● **WHAT TO PRODUCE**
Each entry that follows is to be retyped exactly. Pictures do not belong in the copy.

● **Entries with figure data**
<<<<
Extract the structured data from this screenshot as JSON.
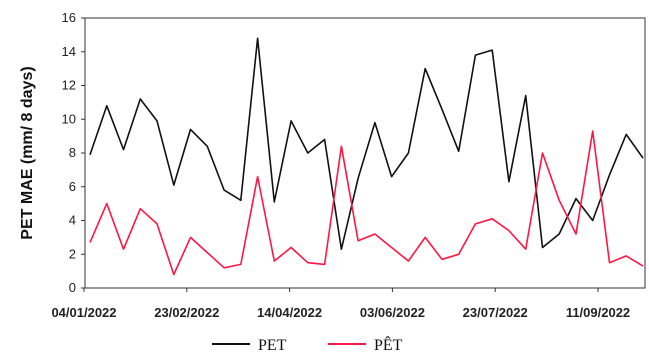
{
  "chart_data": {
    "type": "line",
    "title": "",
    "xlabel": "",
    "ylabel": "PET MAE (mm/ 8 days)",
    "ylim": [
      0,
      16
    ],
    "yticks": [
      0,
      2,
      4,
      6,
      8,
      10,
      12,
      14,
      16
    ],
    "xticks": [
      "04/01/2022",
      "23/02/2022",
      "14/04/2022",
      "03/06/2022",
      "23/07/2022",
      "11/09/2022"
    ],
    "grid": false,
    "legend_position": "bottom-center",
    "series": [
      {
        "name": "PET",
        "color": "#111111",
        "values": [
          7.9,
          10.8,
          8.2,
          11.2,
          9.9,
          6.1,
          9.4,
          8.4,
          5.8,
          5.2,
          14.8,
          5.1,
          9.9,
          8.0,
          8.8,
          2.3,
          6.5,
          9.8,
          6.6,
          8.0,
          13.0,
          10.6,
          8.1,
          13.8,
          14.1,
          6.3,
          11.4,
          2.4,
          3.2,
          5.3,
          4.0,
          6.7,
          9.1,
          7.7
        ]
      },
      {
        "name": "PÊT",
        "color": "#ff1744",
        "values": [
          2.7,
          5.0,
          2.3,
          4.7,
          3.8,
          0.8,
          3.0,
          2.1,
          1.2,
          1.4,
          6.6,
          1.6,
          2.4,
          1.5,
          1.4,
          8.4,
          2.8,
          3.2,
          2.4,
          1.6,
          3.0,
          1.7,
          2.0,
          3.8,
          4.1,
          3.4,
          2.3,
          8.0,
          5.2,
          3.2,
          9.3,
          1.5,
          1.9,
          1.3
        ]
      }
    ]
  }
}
>>>>
● **EXERCISE OUTPUT**
Extract the structured data from this screenshot as JSON.
{
  "chart_data": {
    "type": "line",
    "title": "",
    "xlabel": "",
    "ylabel": "PET MAE (mm/ 8 days)",
    "ylim": [
      0,
      16
    ],
    "yticks": [
      0,
      2,
      4,
      6,
      8,
      10,
      12,
      14,
      16
    ],
    "xticks": [
      "04/01/2022",
      "23/02/2022",
      "14/04/2022",
      "03/06/2022",
      "23/07/2022",
      "11/09/2022"
    ],
    "grid": false,
    "legend_position": "bottom-center",
    "series": [
      {
        "name": "PET",
        "color": "#111111",
        "values": [
          7.9,
          10.8,
          8.2,
          11.2,
          9.9,
          6.1,
          9.4,
          8.4,
          5.8,
          5.2,
          14.8,
          5.1,
          9.9,
          8.0,
          8.8,
          2.3,
          6.5,
          9.8,
          6.6,
          8.0,
          13.0,
          10.6,
          8.1,
          13.8,
          14.1,
          6.3,
          11.4,
          2.4,
          3.2,
          5.3,
          4.0,
          6.7,
          9.1,
          7.7
        ]
      },
      {
        "name": "PÊT",
        "color": "#ff1744",
        "values": [
          2.7,
          5.0,
          2.3,
          4.7,
          3.8,
          0.8,
          3.0,
          2.1,
          1.2,
          1.4,
          6.6,
          1.6,
          2.4,
          1.5,
          1.4,
          8.4,
          2.8,
          3.2,
          2.4,
          1.6,
          3.0,
          1.7,
          2.0,
          3.8,
          4.1,
          3.4,
          2.3,
          8.0,
          5.2,
          3.2,
          9.3,
          1.5,
          1.9,
          1.3
        ]
      }
    ]
  }
}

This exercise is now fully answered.